- _TO BE DONE_
Look through the lines below and extract any with the word "Locations".

- _Stored data_
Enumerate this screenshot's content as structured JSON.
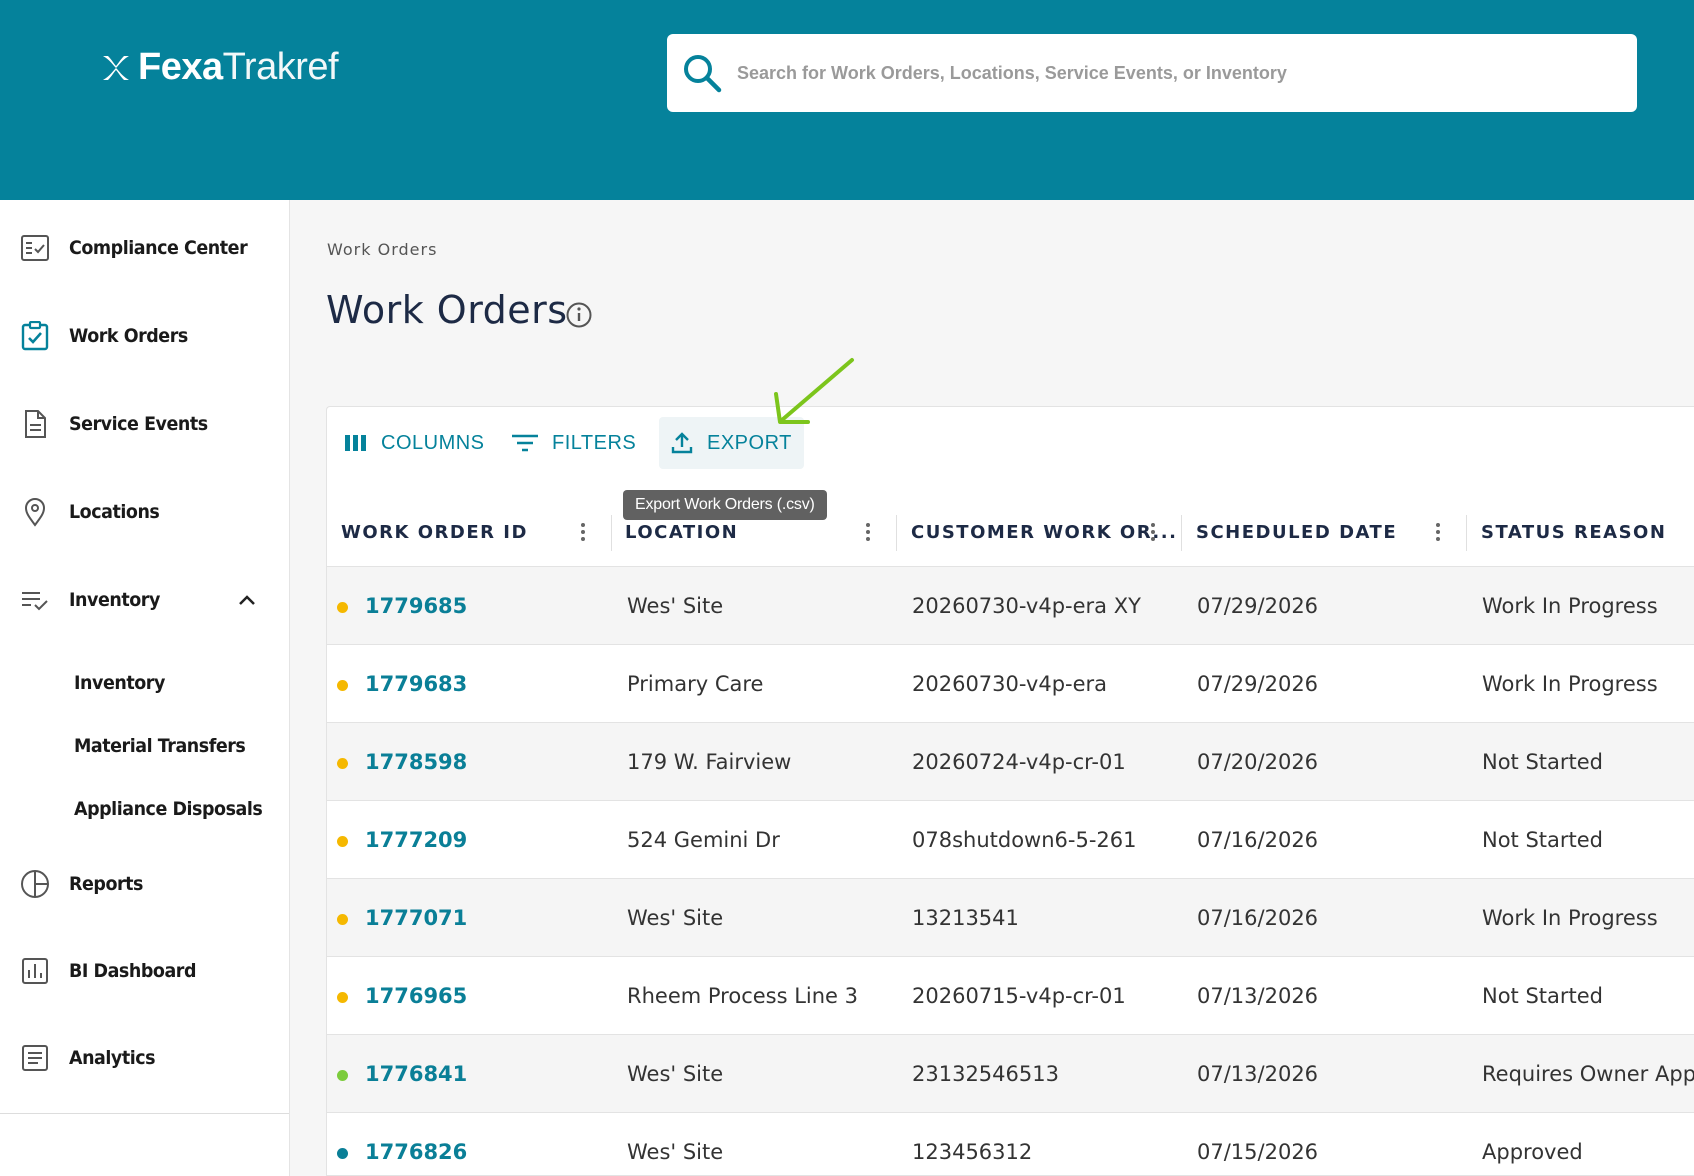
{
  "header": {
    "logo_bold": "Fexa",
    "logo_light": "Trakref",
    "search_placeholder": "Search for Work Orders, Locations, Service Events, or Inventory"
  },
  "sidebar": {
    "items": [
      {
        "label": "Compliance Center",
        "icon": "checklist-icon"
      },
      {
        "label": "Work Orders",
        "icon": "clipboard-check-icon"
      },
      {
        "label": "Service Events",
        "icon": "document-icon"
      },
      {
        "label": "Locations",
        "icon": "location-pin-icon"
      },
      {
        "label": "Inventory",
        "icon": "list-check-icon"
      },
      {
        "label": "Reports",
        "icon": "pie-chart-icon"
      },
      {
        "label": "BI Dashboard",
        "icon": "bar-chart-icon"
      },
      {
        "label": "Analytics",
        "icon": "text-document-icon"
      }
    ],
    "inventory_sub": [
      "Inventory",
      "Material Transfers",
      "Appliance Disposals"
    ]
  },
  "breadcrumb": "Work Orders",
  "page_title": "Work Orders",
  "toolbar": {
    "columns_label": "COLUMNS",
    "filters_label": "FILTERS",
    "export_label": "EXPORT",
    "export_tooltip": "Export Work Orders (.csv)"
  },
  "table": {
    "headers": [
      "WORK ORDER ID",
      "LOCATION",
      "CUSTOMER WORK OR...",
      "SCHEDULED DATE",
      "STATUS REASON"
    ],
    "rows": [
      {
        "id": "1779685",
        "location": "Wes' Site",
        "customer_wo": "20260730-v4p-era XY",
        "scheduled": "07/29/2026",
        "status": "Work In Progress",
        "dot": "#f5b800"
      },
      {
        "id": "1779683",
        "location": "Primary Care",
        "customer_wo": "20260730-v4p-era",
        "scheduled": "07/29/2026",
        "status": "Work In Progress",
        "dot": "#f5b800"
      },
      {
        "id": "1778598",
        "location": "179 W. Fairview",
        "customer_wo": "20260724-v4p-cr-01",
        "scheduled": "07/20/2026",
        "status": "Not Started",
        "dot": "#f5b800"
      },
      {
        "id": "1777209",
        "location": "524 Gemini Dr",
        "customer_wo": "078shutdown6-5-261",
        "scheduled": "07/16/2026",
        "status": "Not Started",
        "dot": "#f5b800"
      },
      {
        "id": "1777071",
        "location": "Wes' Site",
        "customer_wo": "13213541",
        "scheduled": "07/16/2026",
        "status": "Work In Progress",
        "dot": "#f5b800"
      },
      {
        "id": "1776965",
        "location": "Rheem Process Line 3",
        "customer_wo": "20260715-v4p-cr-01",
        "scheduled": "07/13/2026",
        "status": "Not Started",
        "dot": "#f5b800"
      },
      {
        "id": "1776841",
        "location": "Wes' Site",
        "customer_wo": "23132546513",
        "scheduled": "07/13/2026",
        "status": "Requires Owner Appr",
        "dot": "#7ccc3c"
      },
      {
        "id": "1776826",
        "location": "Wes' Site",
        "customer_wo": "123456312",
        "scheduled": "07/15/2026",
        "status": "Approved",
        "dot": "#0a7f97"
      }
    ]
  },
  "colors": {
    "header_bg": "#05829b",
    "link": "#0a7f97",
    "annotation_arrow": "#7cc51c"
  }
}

- _SOLUTION_
    "search_placeholder": "Search for Work Orders, Locations, Service Events, or Inventory"
        "label": "Locations",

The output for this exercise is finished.